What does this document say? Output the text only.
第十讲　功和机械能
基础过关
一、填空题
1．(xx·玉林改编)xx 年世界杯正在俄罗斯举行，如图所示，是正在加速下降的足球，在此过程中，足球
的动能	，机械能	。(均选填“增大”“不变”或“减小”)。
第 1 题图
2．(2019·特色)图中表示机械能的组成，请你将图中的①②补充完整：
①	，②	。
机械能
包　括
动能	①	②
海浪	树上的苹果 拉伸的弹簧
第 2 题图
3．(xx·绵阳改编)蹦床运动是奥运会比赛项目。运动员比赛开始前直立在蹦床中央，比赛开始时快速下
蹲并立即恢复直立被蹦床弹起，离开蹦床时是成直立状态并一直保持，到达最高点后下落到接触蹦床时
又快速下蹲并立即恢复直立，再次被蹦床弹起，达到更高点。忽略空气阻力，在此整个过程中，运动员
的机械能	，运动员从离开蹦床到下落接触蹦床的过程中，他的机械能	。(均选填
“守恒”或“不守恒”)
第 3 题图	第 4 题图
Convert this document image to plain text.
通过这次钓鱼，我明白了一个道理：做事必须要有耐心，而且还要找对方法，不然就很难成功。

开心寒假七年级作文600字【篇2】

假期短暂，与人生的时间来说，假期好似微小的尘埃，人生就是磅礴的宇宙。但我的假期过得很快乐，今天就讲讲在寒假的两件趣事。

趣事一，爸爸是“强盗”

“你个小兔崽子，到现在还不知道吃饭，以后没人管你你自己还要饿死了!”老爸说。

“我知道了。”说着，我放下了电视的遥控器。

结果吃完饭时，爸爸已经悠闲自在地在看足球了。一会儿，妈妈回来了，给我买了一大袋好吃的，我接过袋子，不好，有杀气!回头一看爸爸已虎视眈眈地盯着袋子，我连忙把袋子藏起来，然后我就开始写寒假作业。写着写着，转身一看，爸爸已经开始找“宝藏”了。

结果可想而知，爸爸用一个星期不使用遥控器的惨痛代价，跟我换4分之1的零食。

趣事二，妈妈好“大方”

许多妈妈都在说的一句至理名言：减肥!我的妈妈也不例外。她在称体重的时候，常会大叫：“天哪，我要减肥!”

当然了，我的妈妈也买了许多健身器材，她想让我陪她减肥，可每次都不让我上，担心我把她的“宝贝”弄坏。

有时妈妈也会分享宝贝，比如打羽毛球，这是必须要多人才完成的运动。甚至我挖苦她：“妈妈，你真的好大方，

**********

Gather all lines from the records above in which "document" appears.

| EXPECTED ANSWER |
What does this document say? Output the text only.
Convert this document image to plain text.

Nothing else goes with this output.